Retype each record shown below, leaving every character as it is.

### Supplied material
##############################

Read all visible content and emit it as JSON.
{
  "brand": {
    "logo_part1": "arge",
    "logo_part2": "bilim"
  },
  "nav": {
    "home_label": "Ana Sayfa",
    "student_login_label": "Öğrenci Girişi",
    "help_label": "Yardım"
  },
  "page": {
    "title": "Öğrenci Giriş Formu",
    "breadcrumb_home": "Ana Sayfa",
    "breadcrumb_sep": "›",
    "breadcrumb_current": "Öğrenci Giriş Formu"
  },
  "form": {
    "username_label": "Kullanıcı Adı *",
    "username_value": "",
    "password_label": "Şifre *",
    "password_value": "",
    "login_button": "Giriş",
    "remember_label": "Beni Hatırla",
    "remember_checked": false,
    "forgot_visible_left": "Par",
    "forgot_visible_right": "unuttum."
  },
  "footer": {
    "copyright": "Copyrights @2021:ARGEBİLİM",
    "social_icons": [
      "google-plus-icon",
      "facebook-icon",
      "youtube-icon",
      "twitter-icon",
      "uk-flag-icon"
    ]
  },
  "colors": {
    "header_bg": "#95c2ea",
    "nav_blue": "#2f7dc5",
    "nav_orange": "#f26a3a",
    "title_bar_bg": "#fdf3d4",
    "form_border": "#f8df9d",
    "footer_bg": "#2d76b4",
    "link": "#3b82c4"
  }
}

##############################

### In response
Read all visible content and emit it as JSON.
{
  "brand": {
    "logo_part1": "arge",
    "logo_part2": "bilim"
  },
  "nav": {
    "home_label": "Ana Sayfa",
    "student_login_label": "Öğrenci Girişi",
    "help_label": "Yardım"
  },
  "page": {
    "title": "Öğrenci Giriş Formu",
    "breadcrumb_home": "Ana Sayfa",
    "breadcrumb_sep": "›",
    "breadcrumb_current": "Öğrenci Giriş Formu"
  },
  "form": {
    "username_label": "Kullanıcı Adı *",
    "username_value": "",
    "password_label": "Şifre *",
    "password_value": "",
    "login_button": "Giriş",
    "remember_label": "Beni Hatırla",
    "remember_checked": false,
    "forgot_visible_left": "Par",
    "forgot_visible_right": "unuttum."
  },
  "footer": {
    "copyright": "Copyrights @2021:ARGEBİLİM",
    "social_icons": [
      "google-plus-icon",
      "facebook-icon",
      "youtube-icon",
      "twitter-icon",
      "uk-flag-icon"
    ]
  },
  "colors": {
    "header_bg": "#95c2ea",
    "nav_blue": "#2f7dc5",
    "nav_orange": "#f26a3a",
    "title_bar_bg": "#fdf3d4",
    "form_border": "#f8df9d",
    "footer_bg": "#2d76b4",
    "link": "#3b82c4"
  }
}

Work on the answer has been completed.